§ WRITTEN PROBLEM
Make an exact transcription of the material, leaving out all images.

***** AVAILABLE DATA *****

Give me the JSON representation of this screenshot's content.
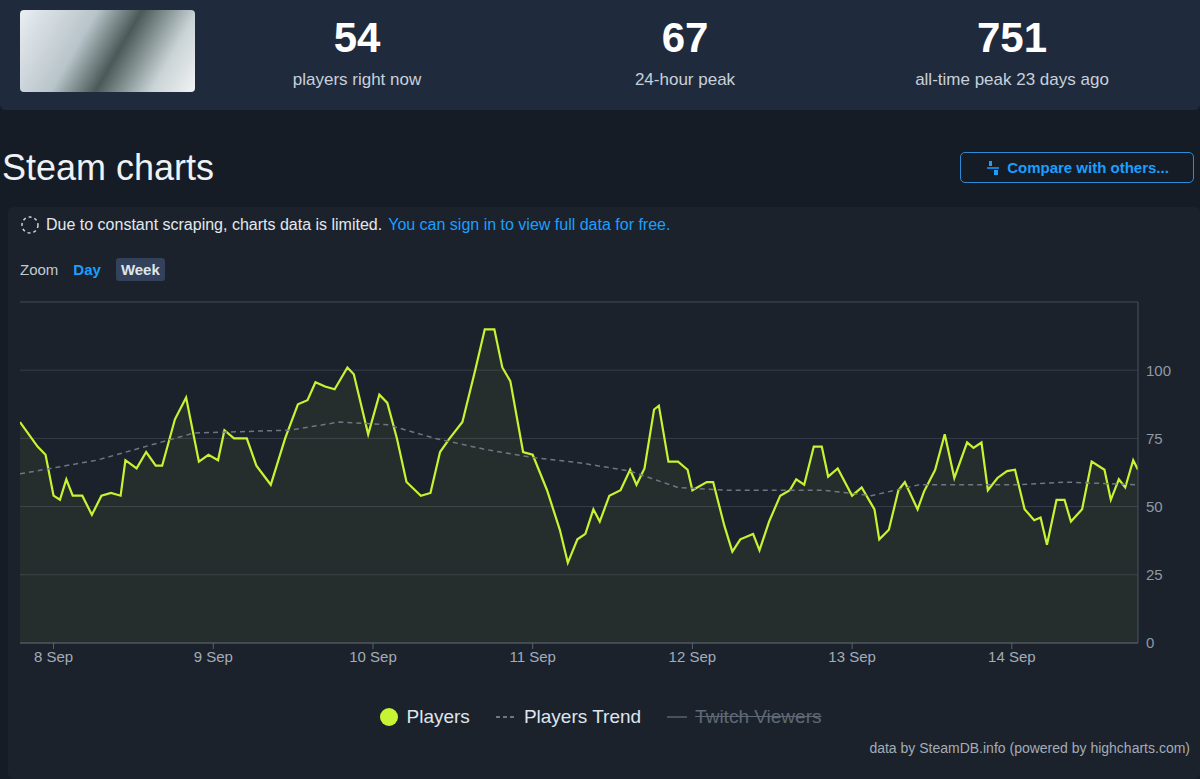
{
  "header": {
    "stats": [
      {
        "value": 54,
        "label": "players right now"
      },
      {
        "value": 67,
        "label": "24-hour peak"
      },
      {
        "value": 751,
        "label": "all-time peak 23 days ago"
      }
    ]
  },
  "page": {
    "title": "Steam charts",
    "button": "Compare with others...",
    "notice": "Due to constant scraping, charts data is limited.",
    "notice_link": "You can sign in to view full data for free.",
    "zoom_label": "Zoom",
    "zoom_options": [
      "Day",
      "Week"
    ],
    "zoom_selected": "Week",
    "hidden_legend_entries": [
      "Twitch Viewers"
    ],
    "credit": "data by SteamDB.info (powered by highcharts.com)"
  },
  "chart_data": {
    "type": "line",
    "series": [
      {
        "name": "Players",
        "color": "#c6f432",
        "line_style": "solid",
        "x": [
          7.79,
          7.9,
          7.95,
          8.0,
          8.04,
          8.08,
          8.12,
          8.18,
          8.24,
          8.3,
          8.36,
          8.42,
          8.45,
          8.52,
          8.58,
          8.64,
          8.68,
          8.76,
          8.83,
          8.91,
          8.97,
          9.03,
          9.07,
          9.13,
          9.21,
          9.27,
          9.36,
          9.45,
          9.53,
          9.59,
          9.64,
          9.7,
          9.76,
          9.84,
          9.88,
          9.97,
          10.04,
          10.09,
          10.15,
          10.21,
          10.3,
          10.36,
          10.42,
          10.48,
          10.56,
          10.64,
          10.7,
          10.76,
          10.81,
          10.86,
          10.94,
          11.0,
          11.09,
          11.17,
          11.22,
          11.28,
          11.33,
          11.38,
          11.42,
          11.48,
          11.55,
          11.61,
          11.65,
          11.7,
          11.76,
          11.79,
          11.85,
          11.91,
          11.97,
          12.0,
          12.09,
          12.13,
          12.2,
          12.25,
          12.3,
          12.38,
          12.42,
          12.48,
          12.55,
          12.61,
          12.65,
          12.7,
          12.76,
          12.81,
          12.85,
          12.91,
          13.0,
          13.06,
          13.14,
          13.17,
          13.23,
          13.29,
          13.33,
          13.41,
          13.45,
          13.52,
          13.58,
          13.64,
          13.72,
          13.76,
          13.81,
          13.85,
          13.91,
          13.97,
          14.02,
          14.08,
          14.14,
          14.18,
          14.22,
          14.28,
          14.33,
          14.37,
          14.44,
          14.5,
          14.58,
          14.62,
          14.67,
          14.71,
          14.76,
          14.79
        ],
        "values": [
          81,
          72,
          69,
          54,
          52.5,
          60,
          54,
          54,
          47,
          54,
          55,
          54,
          67,
          64,
          70,
          65,
          65,
          82,
          90,
          66.5,
          69,
          67,
          78,
          75,
          75,
          65,
          58,
          75,
          87.5,
          89,
          95.6,
          94,
          93,
          101,
          98.5,
          76.5,
          91,
          88,
          75,
          59,
          54,
          55,
          70,
          75,
          81,
          100,
          115,
          115,
          101,
          96,
          70,
          69,
          56,
          41.5,
          29.4,
          38,
          40,
          49,
          44.5,
          54,
          56,
          63.5,
          58,
          64,
          85.6,
          87,
          66.5,
          66.5,
          63.5,
          56,
          59,
          59,
          43,
          33.5,
          38,
          40,
          34,
          44.5,
          54,
          56,
          60,
          58,
          72,
          72,
          61,
          64,
          54,
          57,
          49,
          38,
          41.5,
          56,
          59,
          49,
          55.5,
          63.5,
          76.5,
          60.5,
          73.5,
          71.5,
          73.5,
          56,
          60.5,
          63,
          63.5,
          49,
          45,
          46,
          36,
          52.5,
          52.5,
          44.5,
          49,
          66.5,
          63.5,
          52.5,
          60,
          57,
          67,
          63.5
        ]
      },
      {
        "name": "Players Trend",
        "color": "#6e7681",
        "line_style": "dashed",
        "x": [
          7.79,
          8.27,
          8.88,
          9.48,
          9.79,
          10.09,
          10.39,
          10.7,
          11.0,
          11.3,
          11.61,
          11.91,
          12.21,
          12.52,
          12.82,
          13.12,
          13.42,
          13.73,
          14.03,
          14.33,
          14.79
        ],
        "values": [
          62,
          67,
          77,
          78,
          81,
          80,
          75,
          71,
          68,
          66,
          63,
          57,
          56,
          56,
          56,
          54,
          58,
          58,
          58,
          59,
          58
        ]
      }
    ],
    "xlim": [
      7.79,
      14.79
    ],
    "xticks": [
      {
        "value": 8,
        "label": "8 Sep"
      },
      {
        "value": 9,
        "label": "9 Sep"
      },
      {
        "value": 10,
        "label": "10 Sep"
      },
      {
        "value": 11,
        "label": "11 Sep"
      },
      {
        "value": 12,
        "label": "12 Sep"
      },
      {
        "value": 13,
        "label": "13 Sep"
      },
      {
        "value": 14,
        "label": "14 Sep"
      }
    ],
    "ylim": [
      0,
      125
    ],
    "yticks": [
      0,
      25,
      50,
      75,
      100
    ],
    "grid": true,
    "legend": "bottom"
  }
}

*****

§ FULL OUTPUT
Give me the JSON representation of this screenshot's content.
{
  "header": {
    "stats": [
      {
        "value": 54,
        "label": "players right now"
      },
      {
        "value": 67,
        "label": "24-hour peak"
      },
      {
        "value": 751,
        "label": "all-time peak 23 days ago"
      }
    ]
  },
  "page": {
    "title": "Steam charts",
    "button": "Compare with others...",
    "notice": "Due to constant scraping, charts data is limited.",
    "notice_link": "You can sign in to view full data for free.",
    "zoom_label": "Zoom",
    "zoom_options": [
      "Day",
      "Week"
    ],
    "zoom_selected": "Week",
    "hidden_legend_entries": [
      "Twitch Viewers"
    ],
    "credit": "data by SteamDB.info (powered by highcharts.com)"
  },
  "chart_data": {
    "type": "line",
    "series": [
      {
        "name": "Players",
        "color": "#c6f432",
        "line_style": "solid",
        "x": [
          7.79,
          7.9,
          7.95,
          8.0,
          8.04,
          8.08,
          8.12,
          8.18,
          8.24,
          8.3,
          8.36,
          8.42,
          8.45,
          8.52,
          8.58,
          8.64,
          8.68,
          8.76,
          8.83,
          8.91,
          8.97,
          9.03,
          9.07,
          9.13,
          9.21,
          9.27,
          9.36,
          9.45,
          9.53,
          9.59,
          9.64,
          9.7,
          9.76,
          9.84,
          9.88,
          9.97,
          10.04,
          10.09,
          10.15,
          10.21,
          10.3,
          10.36,
          10.42,
          10.48,
          10.56,
          10.64,
          10.7,
          10.76,
          10.81,
          10.86,
          10.94,
          11.0,
          11.09,
          11.17,
          11.22,
          11.28,
          11.33,
          11.38,
          11.42,
          11.48,
          11.55,
          11.61,
          11.65,
          11.7,
          11.76,
          11.79,
          11.85,
          11.91,
          11.97,
          12.0,
          12.09,
          12.13,
          12.2,
          12.25,
          12.3,
          12.38,
          12.42,
          12.48,
          12.55,
          12.61,
          12.65,
          12.7,
          12.76,
          12.81,
          12.85,
          12.91,
          13.0,
          13.06,
          13.14,
          13.17,
          13.23,
          13.29,
          13.33,
          13.41,
          13.45,
          13.52,
          13.58,
          13.64,
          13.72,
          13.76,
          13.81,
          13.85,
          13.91,
          13.97,
          14.02,
          14.08,
          14.14,
          14.18,
          14.22,
          14.28,
          14.33,
          14.37,
          14.44,
          14.5,
          14.58,
          14.62,
          14.67,
          14.71,
          14.76,
          14.79
        ],
        "values": [
          81,
          72,
          69,
          54,
          52.5,
          60,
          54,
          54,
          47,
          54,
          55,
          54,
          67,
          64,
          70,
          65,
          65,
          82,
          90,
          66.5,
          69,
          67,
          78,
          75,
          75,
          65,
          58,
          75,
          87.5,
          89,
          95.6,
          94,
          93,
          101,
          98.5,
          76.5,
          91,
          88,
          75,
          59,
          54,
          55,
          70,
          75,
          81,
          100,
          115,
          115,
          101,
          96,
          70,
          69,
          56,
          41.5,
          29.4,
          38,
          40,
          49,
          44.5,
          54,
          56,
          63.5,
          58,
          64,
          85.6,
          87,
          66.5,
          66.5,
          63.5,
          56,
          59,
          59,
          43,
          33.5,
          38,
          40,
          34,
          44.5,
          54,
          56,
          60,
          58,
          72,
          72,
          61,
          64,
          54,
          57,
          49,
          38,
          41.5,
          56,
          59,
          49,
          55.5,
          63.5,
          76.5,
          60.5,
          73.5,
          71.5,
          73.5,
          56,
          60.5,
          63,
          63.5,
          49,
          45,
          46,
          36,
          52.5,
          52.5,
          44.5,
          49,
          66.5,
          63.5,
          52.5,
          60,
          57,
          67,
          63.5
        ]
      },
      {
        "name": "Players Trend",
        "color": "#6e7681",
        "line_style": "dashed",
        "x": [
          7.79,
          8.27,
          8.88,
          9.48,
          9.79,
          10.09,
          10.39,
          10.7,
          11.0,
          11.3,
          11.61,
          11.91,
          12.21,
          12.52,
          12.82,
          13.12,
          13.42,
          13.73,
          14.03,
          14.33,
          14.79
        ],
        "values": [
          62,
          67,
          77,
          78,
          81,
          80,
          75,
          71,
          68,
          66,
          63,
          57,
          56,
          56,
          56,
          54,
          58,
          58,
          58,
          59,
          58
        ]
      }
    ],
    "xlim": [
      7.79,
      14.79
    ],
    "xticks": [
      {
        "value": 8,
        "label": "8 Sep"
      },
      {
        "value": 9,
        "label": "9 Sep"
      },
      {
        "value": 10,
        "label": "10 Sep"
      },
      {
        "value": 11,
        "label": "11 Sep"
      },
      {
        "value": 12,
        "label": "12 Sep"
      },
      {
        "value": 13,
        "label": "13 Sep"
      },
      {
        "value": 14,
        "label": "14 Sep"
      }
    ],
    "ylim": [
      0,
      125
    ],
    "yticks": [
      0,
      25,
      50,
      75,
      100
    ],
    "grid": true,
    "legend": "bottom"
  }
}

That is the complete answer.